> _Requirement_: Print the data that follows exactly.

— START OF Task input —

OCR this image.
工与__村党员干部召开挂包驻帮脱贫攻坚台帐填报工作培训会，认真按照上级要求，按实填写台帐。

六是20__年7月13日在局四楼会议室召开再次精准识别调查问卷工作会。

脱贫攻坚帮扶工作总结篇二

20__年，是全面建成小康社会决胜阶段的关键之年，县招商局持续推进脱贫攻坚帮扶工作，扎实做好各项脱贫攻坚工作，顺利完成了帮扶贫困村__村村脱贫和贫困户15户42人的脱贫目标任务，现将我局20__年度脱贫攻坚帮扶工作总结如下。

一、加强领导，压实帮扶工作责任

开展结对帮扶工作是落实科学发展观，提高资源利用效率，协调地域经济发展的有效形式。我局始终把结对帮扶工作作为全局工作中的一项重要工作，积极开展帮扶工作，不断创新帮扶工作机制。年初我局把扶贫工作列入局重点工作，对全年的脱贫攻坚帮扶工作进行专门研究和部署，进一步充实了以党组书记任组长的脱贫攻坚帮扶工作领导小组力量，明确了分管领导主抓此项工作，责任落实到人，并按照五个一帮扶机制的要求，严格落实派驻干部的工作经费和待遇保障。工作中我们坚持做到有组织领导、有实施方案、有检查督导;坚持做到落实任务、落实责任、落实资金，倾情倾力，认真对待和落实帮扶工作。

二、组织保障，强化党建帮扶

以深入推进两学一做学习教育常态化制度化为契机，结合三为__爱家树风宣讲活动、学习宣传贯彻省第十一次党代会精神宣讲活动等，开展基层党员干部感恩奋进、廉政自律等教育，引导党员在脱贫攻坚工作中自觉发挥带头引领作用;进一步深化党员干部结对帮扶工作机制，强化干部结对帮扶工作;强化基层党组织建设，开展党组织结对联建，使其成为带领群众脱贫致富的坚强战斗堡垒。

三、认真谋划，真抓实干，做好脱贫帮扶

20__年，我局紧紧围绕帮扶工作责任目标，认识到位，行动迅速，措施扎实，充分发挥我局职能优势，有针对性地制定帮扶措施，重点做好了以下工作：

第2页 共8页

— END OF Task input —

> _Correct result_:
OCR this image.
工与__村党员干部召开挂包驻帮脱贫攻坚台帐填报工作培训会，认真按照上级要求，按实填写台帐。

六是20__年7月13日在局四楼会议室召开再次精准识别调查问卷工作会。

脱贫攻坚帮扶工作总结篇二

20__年，是全面建成小康社会决胜阶段的关键之年，县招商局持续推进脱贫攻坚帮扶工作，扎实做好各项脱贫攻坚工作，顺利完成了帮扶贫困村__村村脱贫和贫困户15户42人的脱贫目标任务，现将我局20__年度脱贫攻坚帮扶工作总结如下。

一、加强领导，压实帮扶工作责任

开展结对帮扶工作是落实科学发展观，提高资源利用效率，协调地域经济发展的有效形式。我局始终把结对帮扶工作作为全局工作中的一项重要工作，积极开展帮扶工作，不断创新帮扶工作机制。年初我局把扶贫工作列入局重点工作，对全年的脱贫攻坚帮扶工作进行专门研究和部署，进一步充实了以党组书记任组长的脱贫攻坚帮扶工作领导小组力量，明确了分管领导主抓此项工作，责任落实到人，并按照五个一帮扶机制的要求，严格落实派驻干部的工作经费和待遇保障。工作中我们坚持做到有组织领导、有实施方案、有检查督导;坚持做到落实任务、落实责任、落实资金，倾情倾力，认真对待和落实帮扶工作。

二、组织保障，强化党建帮扶

以深入推进两学一做学习教育常态化制度化为契机，结合三为__爱家树风宣讲活动、学习宣传贯彻省第十一次党代会精神宣讲活动等，开展基层党员干部感恩奋进、廉政自律等教育，引导党员在脱贫攻坚工作中自觉发挥带头引领作用;进一步深化党员干部结对帮扶工作机制，强化干部结对帮扶工作;强化基层党组织建设，开展党组织结对联建，使其成为带领群众脱贫致富的坚强战斗堡垒。

三、认真谋划，真抓实干，做好脱贫帮扶

20__年，我局紧紧围绕帮扶工作责任目标，认识到位，行动迅速，措施扎实，充分发挥我局职能优势，有针对性地制定帮扶措施，重点做好了以下工作：

第2页 共8页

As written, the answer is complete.